What the task requires: Convert the data below into a Markdown table with two columns, No. and Entry, giving each line its own numbered row. Skip blank lines and leave the pictures out.

Data excerpts:
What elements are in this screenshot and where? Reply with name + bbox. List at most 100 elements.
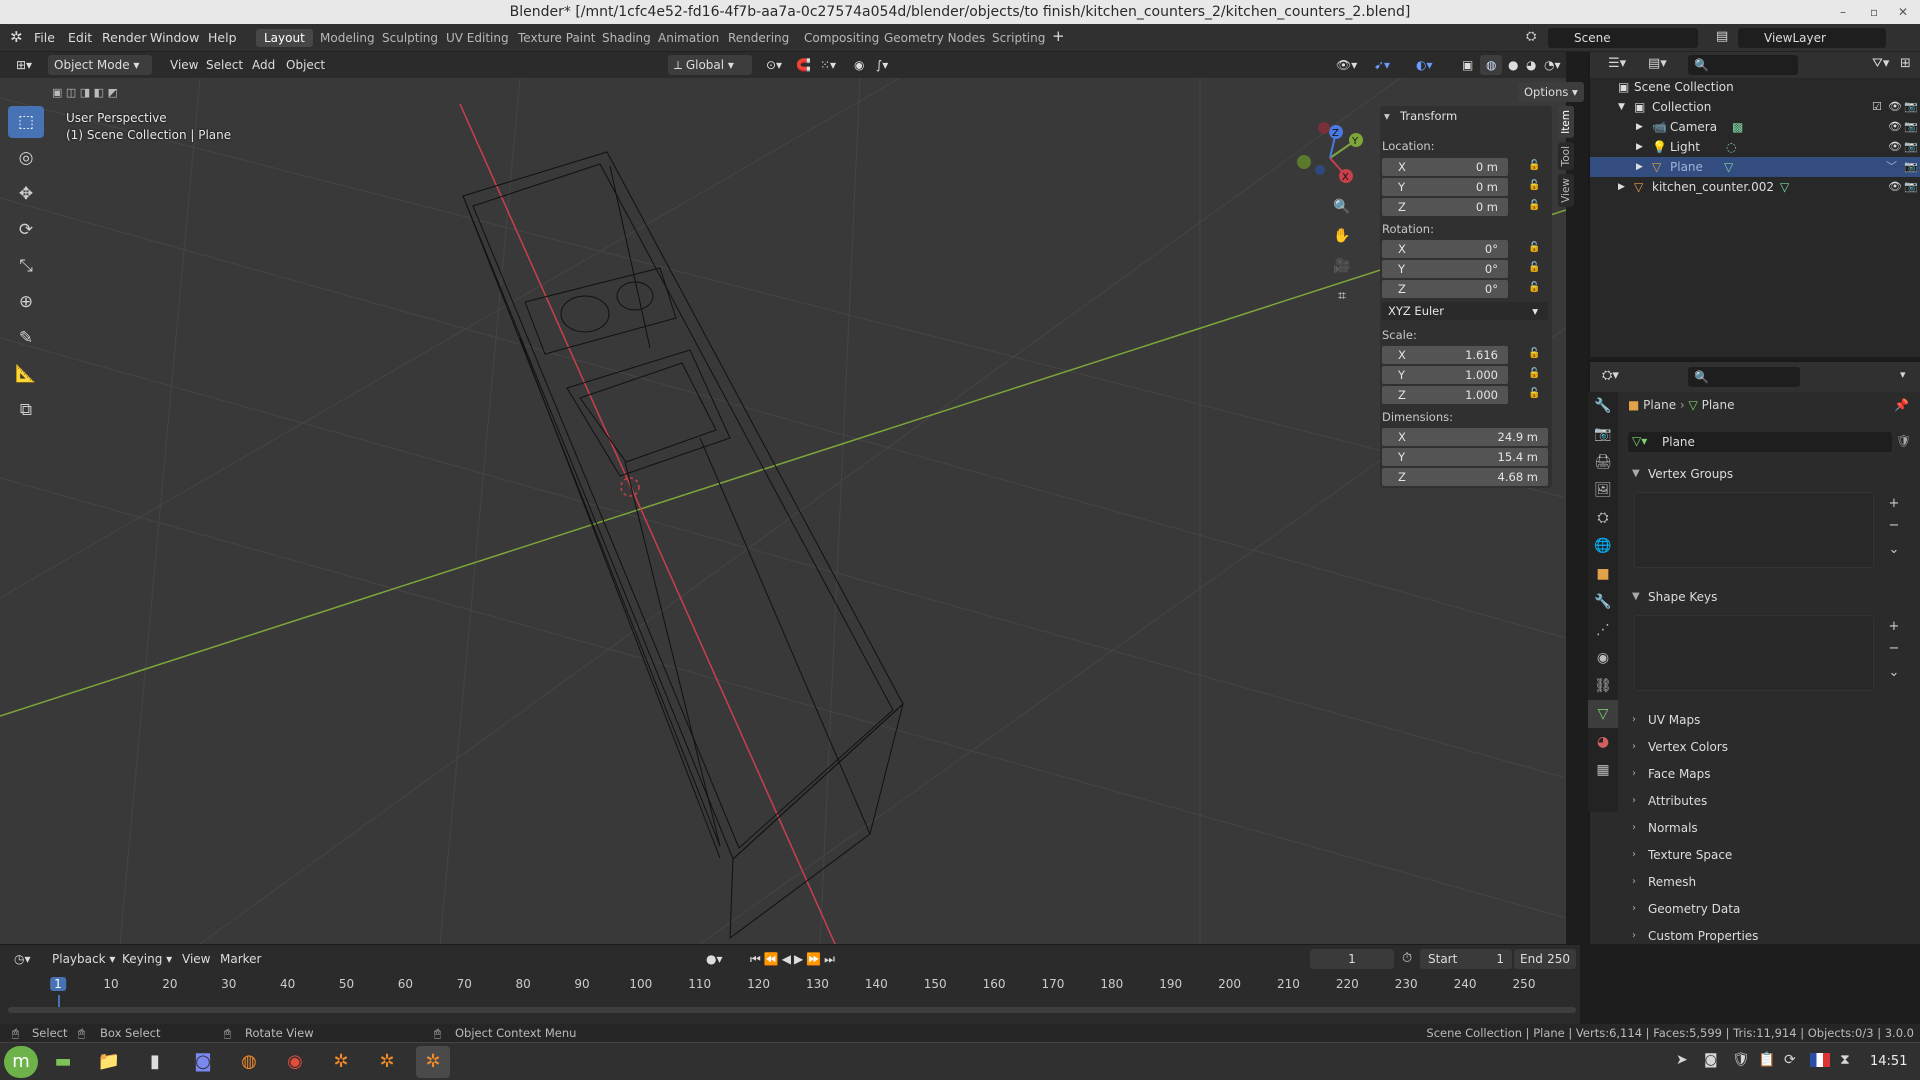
measure-tool-icon[interactable]: 📐	[8, 358, 44, 390]
viewport-menu-add[interactable]: Add	[246, 55, 281, 75]
viewport-menu-select[interactable]: Select	[200, 55, 249, 75]
discord-icon[interactable]: ◙	[186, 1046, 220, 1078]
clock[interactable]: 14:51	[1870, 1054, 1907, 1069]
section-uv-maps[interactable]: › UV Maps	[1628, 708, 1910, 732]
outliner-row-plane[interactable]: ▶ ▽ Plane ▽ ﹀ 📷	[1590, 157, 1920, 177]
mesh-name-field[interactable]: Plane	[1628, 432, 1892, 452]
viewport-menu-object[interactable]: Object	[280, 55, 331, 75]
menu-window[interactable]: Window	[150, 30, 199, 45]
render-tab-icon[interactable]: 📷	[1588, 420, 1618, 448]
display-mode-icon[interactable]: ▤▾	[1648, 56, 1667, 71]
terminal-icon[interactable]: ▮	[138, 1046, 172, 1078]
shield-tray-icon[interactable]: 🛡	[1732, 1052, 1750, 1068]
eye-icon[interactable]: 👁	[1888, 117, 1902, 137]
vertex-groups-list[interactable]	[1634, 492, 1874, 568]
tab-workspace-compositing[interactable]: Compositing	[796, 29, 887, 47]
remove-shape-key-icon[interactable]: −	[1884, 639, 1904, 659]
camera-render-icon[interactable]: 📷	[1904, 177, 1918, 197]
fake-user-shield-icon[interactable]: 🛡	[1896, 434, 1911, 448]
lock-icon[interactable]: 🔓	[1528, 160, 1540, 171]
snap-icon[interactable]: 🧲	[790, 55, 817, 75]
section-vertex-groups[interactable]: ▼ Vertex Groups	[1628, 462, 1910, 486]
menu-render[interactable]: Render	[102, 30, 147, 45]
wireframe-shading-icon[interactable]: ◍	[1480, 55, 1503, 75]
rotation-y-field[interactable]: Y 0°	[1382, 260, 1508, 278]
vertex-group-menu-chevron-icon[interactable]: ⌄	[1884, 540, 1904, 560]
close-icon[interactable]: ✕	[1898, 0, 1908, 24]
timeline-scrollbar[interactable]	[8, 1007, 1576, 1013]
lock-icon[interactable]: 🔓	[1528, 282, 1540, 293]
blender-app-icon[interactable]: ✲	[370, 1046, 404, 1078]
dimensions-z-field[interactable]: Z 4.68 m	[1382, 468, 1548, 486]
frame-ruler[interactable]: 1 10 20 30 40 50 60 70 80 90 100 110 120 130 140 150 160…	[0, 945, 1580, 1025]
rendered-shading-icon[interactable]: ◔▾	[1538, 55, 1567, 75]
camera-data-icon[interactable]: ▩	[1732, 117, 1743, 137]
dimensions-y-field[interactable]: Y 15.4 m	[1382, 448, 1548, 466]
rotation-x-field[interactable]: X 0°	[1382, 240, 1508, 258]
editor-type-icon[interactable]: ⛭▾	[1602, 368, 1619, 383]
pin-icon[interactable]: 📌	[1894, 398, 1909, 412]
move-tool-icon[interactable]: ✥	[8, 178, 44, 210]
cursor-tool-icon[interactable]: ◎	[8, 142, 44, 174]
shape-keys-list[interactable]	[1634, 615, 1874, 691]
scene-icon[interactable]: ⛭	[1526, 29, 1536, 44]
camera-render-icon[interactable]: 📷	[1904, 157, 1918, 177]
telegram-tray-icon[interactable]: ➤	[1676, 1052, 1688, 1068]
add-vertex-group-icon[interactable]: +	[1884, 494, 1904, 514]
lock-icon[interactable]: 🔓	[1528, 368, 1540, 379]
editor-type-icon[interactable]: ☰▾	[1608, 56, 1626, 71]
filter-icon[interactable]: ⛛▾	[1872, 56, 1889, 71]
snap-target-icon[interactable]: ⁙▾	[814, 55, 842, 75]
outliner-row-kitchen-counter[interactable]: ▶ ▽ kitchen_counter.002 ▽ 👁 📷	[1590, 177, 1920, 197]
tab-workspace-scripting[interactable]: Scripting	[984, 29, 1053, 47]
mesh-data-icon[interactable]: ▽	[1780, 177, 1789, 197]
pan-hand-icon[interactable]: ✋	[1330, 224, 1354, 248]
location-x-field[interactable]: X 0 m	[1382, 158, 1508, 176]
blender-app-active-icon[interactable]: ✲	[416, 1046, 450, 1078]
modifier-tab-icon[interactable]: 🔧	[1588, 588, 1618, 616]
show-desktop-icon[interactable]: ▬	[46, 1046, 80, 1078]
location-y-field[interactable]: Y 0 m	[1382, 178, 1508, 196]
network-tray-icon[interactable]: ⧗	[1840, 1052, 1850, 1068]
visibility-icon[interactable]: 👁▾	[1330, 55, 1363, 75]
tab-tool[interactable]: Tool	[1558, 141, 1574, 171]
camera-render-icon[interactable]: 📷	[1904, 137, 1918, 157]
mesh-data-icon[interactable]: ▽	[1724, 157, 1733, 177]
particles-tab-icon[interactable]: ⋰	[1588, 616, 1618, 644]
properties-search-input[interactable]: 🔍	[1688, 367, 1800, 387]
new-collection-icon[interactable]: ⊞	[1900, 56, 1911, 71]
outliner-row-scene-collection[interactable]: ▣ Scene Collection	[1590, 77, 1920, 97]
scene-tab-icon[interactable]: ⛭	[1588, 504, 1618, 532]
tab-workspace-uv-editing[interactable]: UV Editing	[438, 29, 517, 47]
firefox-icon[interactable]: ◍	[232, 1046, 266, 1078]
tab-workspace-modeling[interactable]: Modeling	[312, 29, 383, 47]
section-shape-keys[interactable]: ▼ Shape Keys	[1628, 585, 1910, 609]
physics-tab-icon[interactable]: ◉	[1588, 644, 1618, 672]
shape-key-menu-chevron-icon[interactable]: ⌄	[1884, 663, 1904, 683]
tab-workspace-animation[interactable]: Animation	[650, 29, 727, 47]
tab-workspace-sculpting[interactable]: Sculpting	[374, 29, 446, 47]
chrome-icon[interactable]: ◉	[278, 1046, 312, 1078]
viewlayer-icon[interactable]: ▤	[1716, 29, 1728, 44]
navigation-gizmo[interactable]: Y X Z	[1290, 118, 1370, 198]
rotate-tool-icon[interactable]: ⟳	[8, 214, 44, 246]
minimize-icon[interactable]: –	[1840, 0, 1846, 24]
collapse-chevron-icon[interactable]: ▾	[1384, 109, 1390, 123]
constraints-tab-icon[interactable]: ⛓	[1588, 672, 1618, 700]
section-custom-properties[interactable]: › Custom Properties	[1628, 924, 1910, 948]
rotation-z-field[interactable]: Z 0°	[1382, 280, 1508, 298]
mesh-data-tab-icon[interactable]: ▽	[1588, 700, 1618, 728]
output-tab-icon[interactable]: 🖨	[1588, 448, 1618, 476]
world-tab-icon[interactable]: 🌐	[1588, 532, 1618, 560]
outliner-row-light[interactable]: ▶ 💡 Light ◌ 👁 📷	[1590, 137, 1920, 157]
menu-edit[interactable]: Edit	[68, 30, 92, 45]
object-mode-dropdown[interactable]: Object Mode ▾	[48, 55, 152, 75]
update-tray-icon[interactable]: ⟳	[1784, 1052, 1796, 1068]
clipboard-tray-icon[interactable]: 📋	[1758, 1052, 1775, 1068]
viewlayer-selector[interactable]: ViewLayer	[1738, 28, 1886, 48]
eye-icon[interactable]: 👁	[1888, 177, 1902, 197]
tab-workspace-texture-paint[interactable]: Texture Paint	[510, 29, 603, 47]
zoom-icon[interactable]: 🔍	[1330, 195, 1354, 219]
tab-workspace-geometry-nodes[interactable]: Geometry Nodes	[876, 29, 993, 47]
maximize-icon[interactable]: ▫	[1870, 0, 1878, 24]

Output:
| No. | Entry |
|---|---|
| 1 | What elements are in this screenshot and where? Reply with name + bbox. List at most 100 elements. |
| 2 | measure-tool-icon[interactable]: 📐	[8, 358, 44, 390] |
| 3 | viewport-menu-add[interactable]: Add	[246, 55, 281, 75] |
| 4 | viewport-menu-select[interactable]: Select	[200, 55, 249, 75] |
| 5 | discord-icon[interactable]: ◙	[186, 1046, 220, 1078] |
| 6 | clock[interactable]: 14:51	[1870, 1054, 1907, 1069] |
| 7 | section-uv-maps[interactable]: › UV Maps	[1628, 708, 1910, 732] |
| 8 | outliner-row-plane[interactable]: ▶ ▽ Plane ▽ ﹀ 📷	[1590, 157, 1920, 177] |
| 9 | mesh-name-field[interactable]: Plane	[1628, 432, 1892, 452] |
| 10 | viewport-menu-object[interactable]: Object	[280, 55, 331, 75] |
| 11 | menu-window[interactable]: Window	[150, 30, 199, 45] |
| 12 | render-tab-icon[interactable]: 📷	[1588, 420, 1618, 448] |
| 13 | display-mode-icon[interactable]: ▤▾	[1648, 56, 1667, 71] |
| 14 | terminal-icon[interactable]: ▮	[138, 1046, 172, 1078] |
| 15 | shield-tray-icon[interactable]: 🛡	[1732, 1052, 1750, 1068] |
| 16 | eye-icon[interactable]: 👁	[1888, 117, 1902, 137] |
| 17 | vertex-groups-list[interactable]	[1634, 492, 1874, 568] |
| 18 | tab-workspace-compositing[interactable]: Compositing	[796, 29, 887, 47] |
| 19 | remove-shape-key-icon[interactable]: −	[1884, 639, 1904, 659] |
| 20 | camera-render-icon[interactable]: 📷	[1904, 177, 1918, 197] |
| 21 | fake-user-shield-icon[interactable]: 🛡	[1896, 434, 1911, 448] |
| 22 | lock-icon[interactable]: 🔓	[1528, 160, 1540, 171] |
| 23 | snap-icon[interactable]: 🧲	[790, 55, 817, 75] |
| 24 | section-vertex-groups[interactable]: ▼ Vertex Groups	[1628, 462, 1910, 486] |
| 25 | menu-render[interactable]: Render	[102, 30, 147, 45] |
| 26 | wireframe-shading-icon[interactable]: ◍	[1480, 55, 1503, 75] |
| 27 | rotation-y-field[interactable]: Y 0°	[1382, 260, 1508, 278] |
| 28 | vertex-group-menu-chevron-icon[interactable]: ⌄	[1884, 540, 1904, 560] |
| 29 | close-icon[interactable]: ✕	[1898, 0, 1908, 24] |
| 30 | timeline-scrollbar[interactable]	[8, 1007, 1576, 1013] |
| 31 | lock-icon[interactable]: 🔓	[1528, 282, 1540, 293] |
| 32 | blender-app-icon[interactable]: ✲	[370, 1046, 404, 1078] |
| 33 | dimensions-z-field[interactable]: Z 4.68 m	[1382, 468, 1548, 486] |
| 34 | frame-ruler[interactable]: 1 10 20 30 40 50 60 70 80 90 100 110 120 130 140 150 160…	[0, 945, 1580, 1025] |
| 35 | rendered-shading-icon[interactable]: ◔▾	[1538, 55, 1567, 75] |
| 36 | camera-data-icon[interactable]: ▩	[1732, 117, 1743, 137] |
| 37 | dimensions-y-field[interactable]: Y 15.4 m	[1382, 448, 1548, 466] |
| 38 | rotation-x-field[interactable]: X 0°	[1382, 240, 1508, 258] |
| 39 | editor-type-icon[interactable]: ⛭▾	[1602, 368, 1619, 383] |
| 40 | pin-icon[interactable]: 📌	[1894, 398, 1909, 412] |
| 41 | move-tool-icon[interactable]: ✥	[8, 178, 44, 210] |
| 42 | cursor-tool-icon[interactable]: ◎	[8, 142, 44, 174] |
| 43 | shape-keys-list[interactable]	[1634, 615, 1874, 691] |
| 44 | scene-icon[interactable]: ⛭	[1526, 29, 1536, 44] |
| 45 | camera-render-icon[interactable]: 📷	[1904, 157, 1918, 177] |
| 46 | telegram-tray-icon[interactable]: ➤	[1676, 1052, 1688, 1068] |
| 47 | add-vertex-group-icon[interactable]: +	[1884, 494, 1904, 514] |
| 48 | lock-icon[interactable]: 🔓	[1528, 368, 1540, 379] |
| 49 | editor-type-icon[interactable]: ☰▾	[1608, 56, 1626, 71] |
| 50 | filter-icon[interactable]: ⛛▾	[1872, 56, 1889, 71] |
| 51 | snap-target-icon[interactable]: ⁙▾	[814, 55, 842, 75] |
| 52 | outliner-row-kitchen-counter[interactable]: ▶ ▽ kitchen_counter.002 ▽ 👁 📷	[1590, 177, 1920, 197] |
| 53 | tab-workspace-scripting[interactable]: Scripting	[984, 29, 1053, 47] |
| 54 | mesh-data-icon[interactable]: ▽	[1780, 177, 1789, 197] |
| 55 | pan-hand-icon[interactable]: ✋	[1330, 224, 1354, 248] |
| 56 | location-x-field[interactable]: X 0 m	[1382, 158, 1508, 176] |
| 57 | blender-app-active-icon[interactable]: ✲	[416, 1046, 450, 1078] |
| 58 | modifier-tab-icon[interactable]: 🔧	[1588, 588, 1618, 616] |
| 59 | show-desktop-icon[interactable]: ▬	[46, 1046, 80, 1078] |
| 60 | location-y-field[interactable]: Y 0 m	[1382, 178, 1508, 196] |
| 61 | network-tray-icon[interactable]: ⧗	[1840, 1052, 1850, 1068] |
| 62 | visibility-icon[interactable]: 👁▾	[1330, 55, 1363, 75] |
| 63 | tab-tool[interactable]: Tool	[1558, 141, 1574, 171] |
| 64 | camera-render-icon[interactable]: 📷	[1904, 137, 1918, 157] |
| 65 | mesh-data-icon[interactable]: ▽	[1724, 157, 1733, 177] |
| 66 | particles-tab-icon[interactable]: ⋰	[1588, 616, 1618, 644] |
| 67 | properties-search-input[interactable]: 🔍	[1688, 367, 1800, 387] |
| 68 | new-collection-icon[interactable]: ⊞	[1900, 56, 1911, 71] |
| 69 | outliner-row-scene-collection[interactable]: ▣ Scene Collection	[1590, 77, 1920, 97] |
| 70 | scene-tab-icon[interactable]: ⛭	[1588, 504, 1618, 532] |
| 71 | tab-workspace-uv-editing[interactable]: UV Editing	[438, 29, 517, 47] |
| 72 | firefox-icon[interactable]: ◍	[232, 1046, 266, 1078] |
| 73 | tab-workspace-modeling[interactable]: Modeling	[312, 29, 383, 47] |
| 74 | section-shape-keys[interactable]: ▼ Shape Keys	[1628, 585, 1910, 609] |
| 75 | physics-tab-icon[interactable]: ◉	[1588, 644, 1618, 672] |
| 76 | shape-key-menu-chevron-icon[interactable]: ⌄	[1884, 663, 1904, 683] |
| 77 | tab-workspace-animation[interactable]: Animation	[650, 29, 727, 47] |
| 78 | tab-workspace-sculpting[interactable]: Sculpting	[374, 29, 446, 47] |
| 79 | chrome-icon[interactable]: ◉	[278, 1046, 312, 1078] |
| 80 | viewlayer-icon[interactable]: ▤	[1716, 29, 1728, 44] |
| 81 | navigation-gizmo[interactable]: Y X Z	[1290, 118, 1370, 198] |
| 82 | rotate-tool-icon[interactable]: ⟳	[8, 214, 44, 246] |
| 83 | minimize-icon[interactable]: –	[1840, 0, 1846, 24] |
| 84 | collapse-chevron-icon[interactable]: ▾	[1384, 109, 1390, 123] |
| 85 | constraints-tab-icon[interactable]: ⛓	[1588, 672, 1618, 700] |
| 86 | section-custom-properties[interactable]: › Custom Properties	[1628, 924, 1910, 948] |
| 87 | rotation-z-field[interactable]: Z 0°	[1382, 280, 1508, 298] |
| 88 | mesh-data-tab-icon[interactable]: ▽	[1588, 700, 1618, 728] |
| 89 | output-tab-icon[interactable]: 🖨	[1588, 448, 1618, 476] |
| 90 | world-tab-icon[interactable]: 🌐	[1588, 532, 1618, 560] |
| 91 | outliner-row-light[interactable]: ▶ 💡 Light ◌ 👁 📷	[1590, 137, 1920, 157] |
| 92 | menu-edit[interactable]: Edit	[68, 30, 92, 45] |
| 93 | object-mode-dropdown[interactable]: Object Mode ▾	[48, 55, 152, 75] |
| 94 | update-tray-icon[interactable]: ⟳	[1784, 1052, 1796, 1068] |
| 95 | clipboard-tray-icon[interactable]: 📋	[1758, 1052, 1775, 1068] |
| 96 | viewlayer-selector[interactable]: ViewLayer	[1738, 28, 1886, 48] |
| 97 | eye-icon[interactable]: 👁	[1888, 177, 1902, 197] |
| 98 | tab-workspace-texture-paint[interactable]: Texture Paint	[510, 29, 603, 47] |
| 99 | zoom-icon[interactable]: 🔍	[1330, 195, 1354, 219] |
| 100 | tab-workspace-geometry-nodes[interactable]: Geometry Nodes	[876, 29, 993, 47] |
| 101 | maximize-icon[interactable]: ▫	[1870, 0, 1878, 24] |